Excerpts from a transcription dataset

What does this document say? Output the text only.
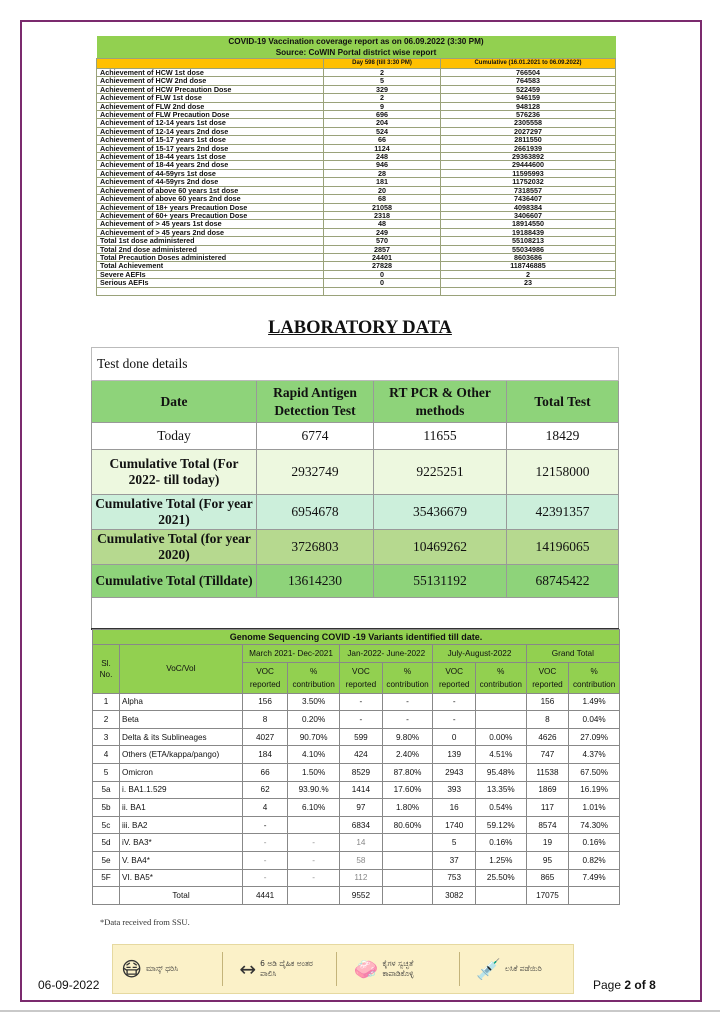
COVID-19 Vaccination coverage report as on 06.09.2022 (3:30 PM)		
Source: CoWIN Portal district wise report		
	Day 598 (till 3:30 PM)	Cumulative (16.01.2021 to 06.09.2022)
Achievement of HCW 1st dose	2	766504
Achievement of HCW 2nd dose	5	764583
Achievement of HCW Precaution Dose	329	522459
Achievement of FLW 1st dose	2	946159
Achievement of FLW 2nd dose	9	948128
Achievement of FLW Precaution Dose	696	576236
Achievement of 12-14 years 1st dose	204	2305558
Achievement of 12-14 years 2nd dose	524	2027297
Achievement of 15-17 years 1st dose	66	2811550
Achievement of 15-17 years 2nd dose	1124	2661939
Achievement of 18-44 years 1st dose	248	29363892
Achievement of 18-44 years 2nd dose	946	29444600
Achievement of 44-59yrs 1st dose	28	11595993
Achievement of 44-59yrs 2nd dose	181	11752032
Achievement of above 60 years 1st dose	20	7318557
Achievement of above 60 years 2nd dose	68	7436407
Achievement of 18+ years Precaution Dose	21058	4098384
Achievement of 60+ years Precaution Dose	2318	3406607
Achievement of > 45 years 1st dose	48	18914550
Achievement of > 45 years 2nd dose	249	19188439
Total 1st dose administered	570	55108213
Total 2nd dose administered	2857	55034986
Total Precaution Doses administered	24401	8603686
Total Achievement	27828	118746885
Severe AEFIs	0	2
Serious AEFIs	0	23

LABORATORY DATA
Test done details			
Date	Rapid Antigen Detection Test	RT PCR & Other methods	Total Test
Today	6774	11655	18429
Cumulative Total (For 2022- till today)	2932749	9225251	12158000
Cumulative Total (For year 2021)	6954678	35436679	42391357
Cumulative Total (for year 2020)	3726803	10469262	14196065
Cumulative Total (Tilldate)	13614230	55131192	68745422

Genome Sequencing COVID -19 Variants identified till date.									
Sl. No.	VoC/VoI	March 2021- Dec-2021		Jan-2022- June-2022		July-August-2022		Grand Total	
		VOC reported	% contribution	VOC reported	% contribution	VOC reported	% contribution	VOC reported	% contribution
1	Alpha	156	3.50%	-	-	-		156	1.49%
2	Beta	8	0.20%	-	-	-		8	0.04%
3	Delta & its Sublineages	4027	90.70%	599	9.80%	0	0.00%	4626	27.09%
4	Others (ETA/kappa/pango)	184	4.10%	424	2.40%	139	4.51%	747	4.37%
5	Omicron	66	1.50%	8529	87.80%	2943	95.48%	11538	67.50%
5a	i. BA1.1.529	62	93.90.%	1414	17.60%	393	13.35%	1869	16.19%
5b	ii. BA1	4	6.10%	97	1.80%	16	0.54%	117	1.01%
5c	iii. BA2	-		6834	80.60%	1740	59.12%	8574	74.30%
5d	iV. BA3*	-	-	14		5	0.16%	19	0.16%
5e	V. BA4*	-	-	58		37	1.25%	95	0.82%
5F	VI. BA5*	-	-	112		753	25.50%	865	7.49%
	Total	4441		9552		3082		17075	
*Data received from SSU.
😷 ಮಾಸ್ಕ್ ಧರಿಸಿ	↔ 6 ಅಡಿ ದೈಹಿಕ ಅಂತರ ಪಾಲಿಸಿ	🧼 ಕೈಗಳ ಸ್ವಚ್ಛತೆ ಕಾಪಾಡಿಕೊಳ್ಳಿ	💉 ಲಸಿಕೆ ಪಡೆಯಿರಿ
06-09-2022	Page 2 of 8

* * *

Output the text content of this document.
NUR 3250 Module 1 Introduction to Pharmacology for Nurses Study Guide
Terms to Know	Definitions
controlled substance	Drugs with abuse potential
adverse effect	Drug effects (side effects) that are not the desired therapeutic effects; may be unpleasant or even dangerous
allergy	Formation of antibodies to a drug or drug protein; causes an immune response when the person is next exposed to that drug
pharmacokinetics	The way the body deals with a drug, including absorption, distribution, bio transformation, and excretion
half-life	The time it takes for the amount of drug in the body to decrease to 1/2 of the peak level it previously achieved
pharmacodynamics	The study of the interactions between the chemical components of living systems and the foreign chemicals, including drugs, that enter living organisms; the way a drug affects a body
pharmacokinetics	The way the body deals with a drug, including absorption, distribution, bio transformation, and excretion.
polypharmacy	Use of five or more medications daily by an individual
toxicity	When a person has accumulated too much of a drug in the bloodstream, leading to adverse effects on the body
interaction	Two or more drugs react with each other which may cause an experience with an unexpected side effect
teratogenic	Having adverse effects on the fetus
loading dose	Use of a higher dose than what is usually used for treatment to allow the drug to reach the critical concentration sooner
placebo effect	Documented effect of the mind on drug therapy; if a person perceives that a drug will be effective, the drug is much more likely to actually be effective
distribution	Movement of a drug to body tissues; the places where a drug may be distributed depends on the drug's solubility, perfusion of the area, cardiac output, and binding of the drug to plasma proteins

...

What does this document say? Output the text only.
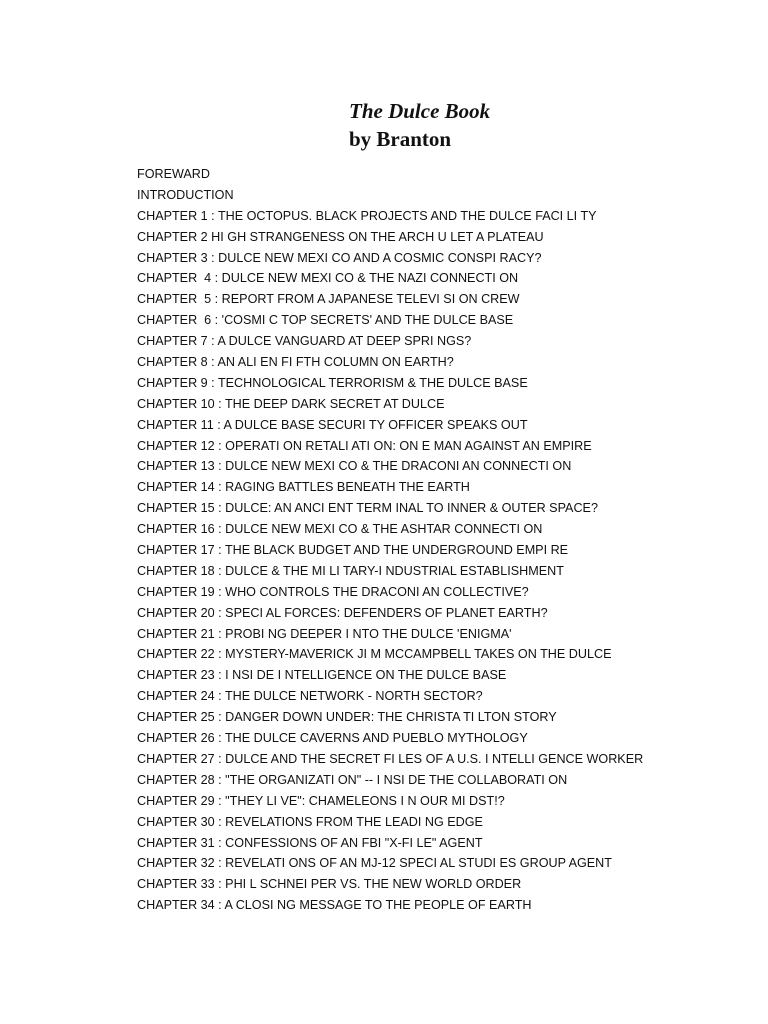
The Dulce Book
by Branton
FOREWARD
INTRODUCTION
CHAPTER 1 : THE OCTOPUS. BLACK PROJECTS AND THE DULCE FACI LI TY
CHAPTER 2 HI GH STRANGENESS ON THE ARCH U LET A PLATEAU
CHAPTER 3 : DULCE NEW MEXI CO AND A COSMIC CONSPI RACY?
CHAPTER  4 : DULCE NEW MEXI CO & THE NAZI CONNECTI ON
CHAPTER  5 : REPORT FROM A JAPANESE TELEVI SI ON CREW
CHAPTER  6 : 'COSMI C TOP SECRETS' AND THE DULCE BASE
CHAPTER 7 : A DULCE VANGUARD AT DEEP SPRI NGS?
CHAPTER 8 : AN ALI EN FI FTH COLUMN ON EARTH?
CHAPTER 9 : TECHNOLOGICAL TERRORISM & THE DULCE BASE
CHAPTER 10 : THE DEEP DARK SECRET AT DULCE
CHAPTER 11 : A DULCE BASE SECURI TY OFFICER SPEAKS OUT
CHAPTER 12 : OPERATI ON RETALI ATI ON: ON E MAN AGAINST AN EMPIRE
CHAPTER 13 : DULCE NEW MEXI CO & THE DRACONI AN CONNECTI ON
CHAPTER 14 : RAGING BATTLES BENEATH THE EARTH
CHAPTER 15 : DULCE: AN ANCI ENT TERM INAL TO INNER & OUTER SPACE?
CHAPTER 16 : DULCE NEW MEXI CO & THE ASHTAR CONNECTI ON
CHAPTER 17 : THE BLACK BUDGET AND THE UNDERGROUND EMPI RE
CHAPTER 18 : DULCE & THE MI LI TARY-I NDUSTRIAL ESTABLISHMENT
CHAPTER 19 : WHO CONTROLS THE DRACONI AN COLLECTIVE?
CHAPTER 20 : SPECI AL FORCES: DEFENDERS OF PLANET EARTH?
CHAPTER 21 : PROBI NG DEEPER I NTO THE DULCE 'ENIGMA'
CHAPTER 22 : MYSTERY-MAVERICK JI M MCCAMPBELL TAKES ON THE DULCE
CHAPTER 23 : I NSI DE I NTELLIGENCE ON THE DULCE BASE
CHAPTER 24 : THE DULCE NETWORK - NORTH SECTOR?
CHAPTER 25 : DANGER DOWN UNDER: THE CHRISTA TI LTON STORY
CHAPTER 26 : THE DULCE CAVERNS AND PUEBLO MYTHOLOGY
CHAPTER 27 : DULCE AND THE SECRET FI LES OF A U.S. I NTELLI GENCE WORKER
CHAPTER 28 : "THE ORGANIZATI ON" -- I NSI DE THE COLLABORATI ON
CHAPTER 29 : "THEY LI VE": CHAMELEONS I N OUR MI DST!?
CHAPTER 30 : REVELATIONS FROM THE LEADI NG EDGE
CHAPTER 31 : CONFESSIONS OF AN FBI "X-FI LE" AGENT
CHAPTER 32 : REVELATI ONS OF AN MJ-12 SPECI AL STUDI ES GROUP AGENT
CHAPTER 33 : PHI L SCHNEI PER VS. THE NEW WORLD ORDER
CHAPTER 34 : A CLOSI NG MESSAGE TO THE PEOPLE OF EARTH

Assigned task
Go through the records and pull out each line that includes the word "including".

Task output
pharmacokinetics	The way the body deals with a drug, including absorption, distribution, bio transformation, and excretion
pharmacodynamics	The study of the interactions between the chemical components of living systems and the foreign chemicals, including drugs, that enter living organisms; the way a drug affects a body
pharmacokinetics	The way the body deals with a drug, including absorption, distribution, bio transformation, and excretion.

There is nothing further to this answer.